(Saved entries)
[BEGIN]

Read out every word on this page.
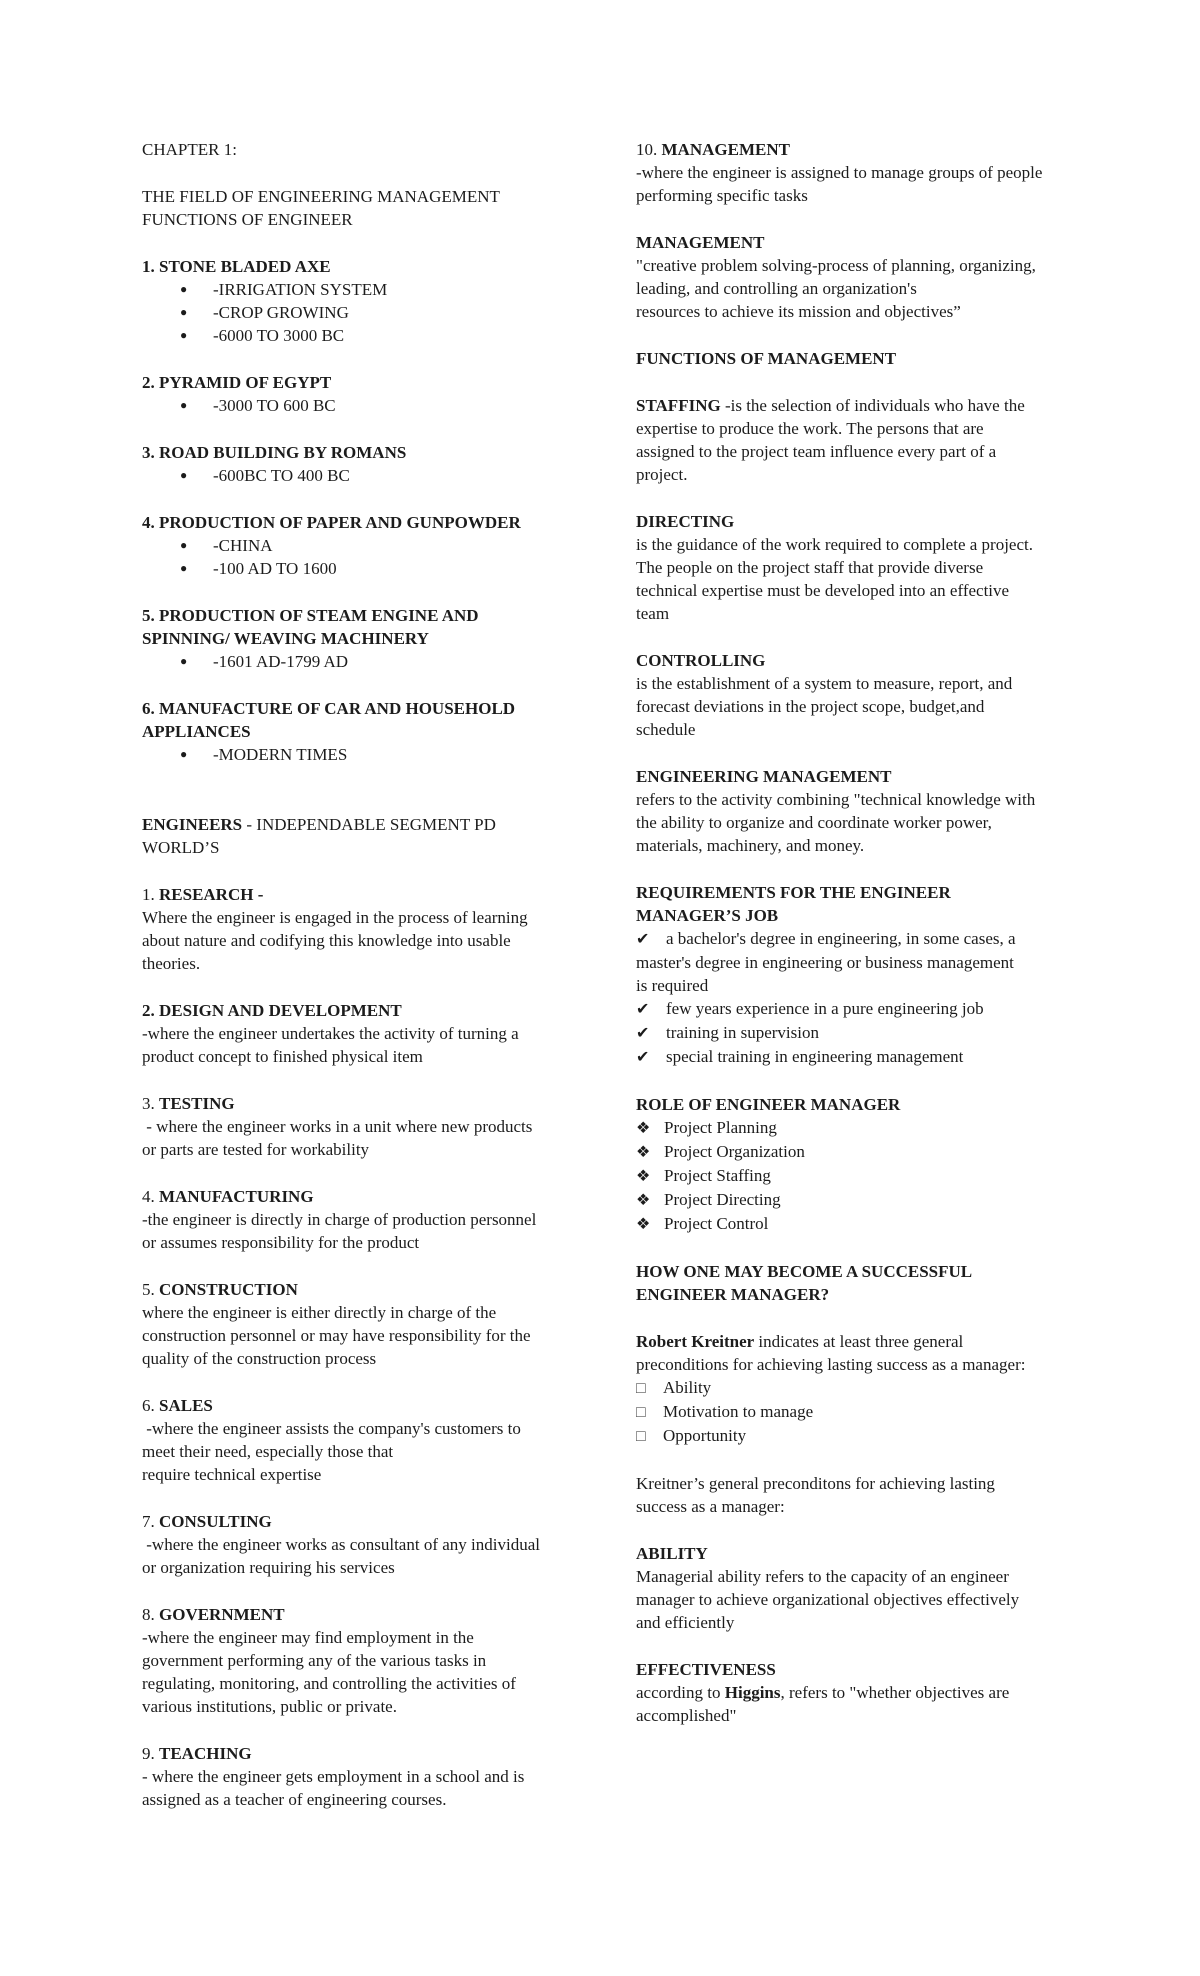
CHAPTER 1:
THE FIELD OF ENGINEERING MANAGEMENT
FUNCTIONS OF ENGINEER
1. STONE BLADED AXE
● -IRRIGATION SYSTEM
● -CROP GROWING
● -6000 TO 3000 BC
2. PYRAMID OF EGYPT
● -3000 TO 600 BC
3. ROAD BUILDING BY ROMANS
● -600BC TO 400 BC
4. PRODUCTION OF PAPER AND GUNPOWDER
● -CHINA
● -100 AD TO 1600
5. PRODUCTION OF STEAM ENGINE AND
SPINNING/ WEAVING MACHINERY
● -1601 AD-1799 AD
6. MANUFACTURE OF CAR AND HOUSEHOLD
APPLIANCES
● -MODERN TIMES
ENGINEERS - INDEPENDABLE SEGMENT PD
WORLD’S
1. RESEARCH -
Where the engineer is engaged in the process of learning
about nature and codifying this knowledge into usable
theories.
2. DESIGN AND DEVELOPMENT
-where the engineer undertakes the activity of turning a
product concept to finished physical item
3. TESTING
- where the engineer works in a unit where new products
or parts are tested for workability
4. MANUFACTURING
-the engineer is directly in charge of production personnel
or assumes responsibility for the product
5. CONSTRUCTION
where the engineer is either directly in charge of the
construction personnel or may have responsibility for the
quality of the construction process
6. SALES
-where the engineer assists the company's customers to
meet their need, especially those that
require technical expertise
7. CONSULTING
-where the engineer works as consultant of any individual
or organization requiring his services
8. GOVERNMENT
-where the engineer may find employment in the
government performing any of the various tasks in
regulating, monitoring, and controlling the activities of
various institutions, public or private.
9. TEACHING
- where the engineer gets employment in a school and is
assigned as a teacher of engineering courses.
10. MANAGEMENT
-where the engineer is assigned to manage groups of people
performing specific tasks
MANAGEMENT
"creative problem solving-process of planning, organizing,
leading, and controlling an organization's
resources to achieve its mission and objectives”
FUNCTIONS OF MANAGEMENT
STAFFING -is the selection of individuals who have the
expertise to produce the work. The persons that are
assigned to the project team influence every part of a
project.
DIRECTING
is the guidance of the work required to complete a project.
The people on the project staff that provide diverse
technical expertise must be developed into an effective
team
CONTROLLING
is the establishment of a system to measure, report, and
forecast deviations in the project scope, budget,and
schedule
ENGINEERING MANAGEMENT
refers to the activity combining "technical knowledge with
the ability to organize and coordinate worker power,
materials, machinery, and money.
REQUIREMENTS FOR THE ENGINEER
MANAGER’S JOB
✔ a bachelor's degree in engineering, in some cases, a
master's degree in engineering or business management
is required
✔ few years experience in a pure engineering job
✔ training in supervision
✔ special training in engineering management
ROLE OF ENGINEER MANAGER
❖ Project Planning
❖ Project Organization
❖ Project Staffing
❖ Project Directing
❖ Project Control
HOW ONE MAY BECOME A SUCCESSFUL
ENGINEER MANAGER?
Robert Kreitner indicates at least three general
preconditions for achieving lasting success as a manager:
□ Ability
□ Motivation to manage
□ Opportunity
Kreitner’s general preconditons for achieving lasting
success as a manager:
ABILITY
Managerial ability refers to the capacity of an engineer
manager to achieve organizational objectives effectively
and efficiently
EFFECTIVENESS
according to Higgins, refers to "whether objectives are
accomplished"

[END]

— What is expected —
Copy each line that contains the word "responsibility".

— Task result —
or assumes responsibility for the product
construction personnel or may have responsibility for the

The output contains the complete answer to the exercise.